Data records

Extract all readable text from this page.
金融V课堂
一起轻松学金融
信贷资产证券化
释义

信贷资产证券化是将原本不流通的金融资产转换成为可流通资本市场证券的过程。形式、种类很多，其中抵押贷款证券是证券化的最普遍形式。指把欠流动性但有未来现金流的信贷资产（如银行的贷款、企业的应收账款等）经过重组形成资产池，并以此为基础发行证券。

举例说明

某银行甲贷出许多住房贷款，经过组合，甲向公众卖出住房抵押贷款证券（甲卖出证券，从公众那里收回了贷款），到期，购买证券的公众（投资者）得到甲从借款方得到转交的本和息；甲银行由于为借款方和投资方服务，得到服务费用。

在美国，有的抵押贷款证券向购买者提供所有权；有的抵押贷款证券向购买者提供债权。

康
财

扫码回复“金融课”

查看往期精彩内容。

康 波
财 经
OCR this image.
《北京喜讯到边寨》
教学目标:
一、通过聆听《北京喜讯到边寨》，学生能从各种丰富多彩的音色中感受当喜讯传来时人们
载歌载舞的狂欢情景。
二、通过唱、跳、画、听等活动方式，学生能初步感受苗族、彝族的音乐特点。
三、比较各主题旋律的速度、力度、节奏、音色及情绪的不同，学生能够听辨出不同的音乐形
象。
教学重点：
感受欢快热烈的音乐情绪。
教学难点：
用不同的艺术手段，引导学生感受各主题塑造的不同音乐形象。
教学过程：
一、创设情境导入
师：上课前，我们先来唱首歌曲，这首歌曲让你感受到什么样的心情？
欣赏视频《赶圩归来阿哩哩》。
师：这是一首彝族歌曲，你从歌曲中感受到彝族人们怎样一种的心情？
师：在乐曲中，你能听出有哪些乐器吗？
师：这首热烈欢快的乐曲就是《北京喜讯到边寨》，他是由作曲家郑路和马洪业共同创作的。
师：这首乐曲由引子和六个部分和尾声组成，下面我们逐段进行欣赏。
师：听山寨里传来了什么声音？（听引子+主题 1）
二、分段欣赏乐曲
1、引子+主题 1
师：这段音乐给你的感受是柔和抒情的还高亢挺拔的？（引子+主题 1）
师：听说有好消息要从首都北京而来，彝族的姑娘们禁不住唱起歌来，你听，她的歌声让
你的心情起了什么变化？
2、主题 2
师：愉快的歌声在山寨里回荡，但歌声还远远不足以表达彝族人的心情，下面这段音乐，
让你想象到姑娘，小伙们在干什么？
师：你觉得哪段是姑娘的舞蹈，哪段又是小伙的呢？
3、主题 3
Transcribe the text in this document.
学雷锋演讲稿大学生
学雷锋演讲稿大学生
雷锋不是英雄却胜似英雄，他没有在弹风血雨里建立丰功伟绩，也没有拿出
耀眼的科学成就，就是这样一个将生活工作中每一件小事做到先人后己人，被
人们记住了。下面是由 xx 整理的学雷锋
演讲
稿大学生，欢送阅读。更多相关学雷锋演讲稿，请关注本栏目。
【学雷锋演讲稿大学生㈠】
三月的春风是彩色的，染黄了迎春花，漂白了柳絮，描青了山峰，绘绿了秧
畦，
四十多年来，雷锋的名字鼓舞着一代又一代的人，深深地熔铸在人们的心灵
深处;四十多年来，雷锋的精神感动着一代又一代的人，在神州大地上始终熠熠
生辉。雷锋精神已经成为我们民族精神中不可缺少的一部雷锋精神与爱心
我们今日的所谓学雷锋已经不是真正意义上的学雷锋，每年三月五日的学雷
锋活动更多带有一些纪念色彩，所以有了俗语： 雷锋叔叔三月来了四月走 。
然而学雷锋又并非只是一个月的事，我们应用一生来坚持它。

> _PROBLEM DESCRIPTION_:
From the entries above, copy every line that holds the word "text".

> _ANSWER TO THIS PROBLEM_:
Extract all readable text from this page.
Transcribe the text in this document.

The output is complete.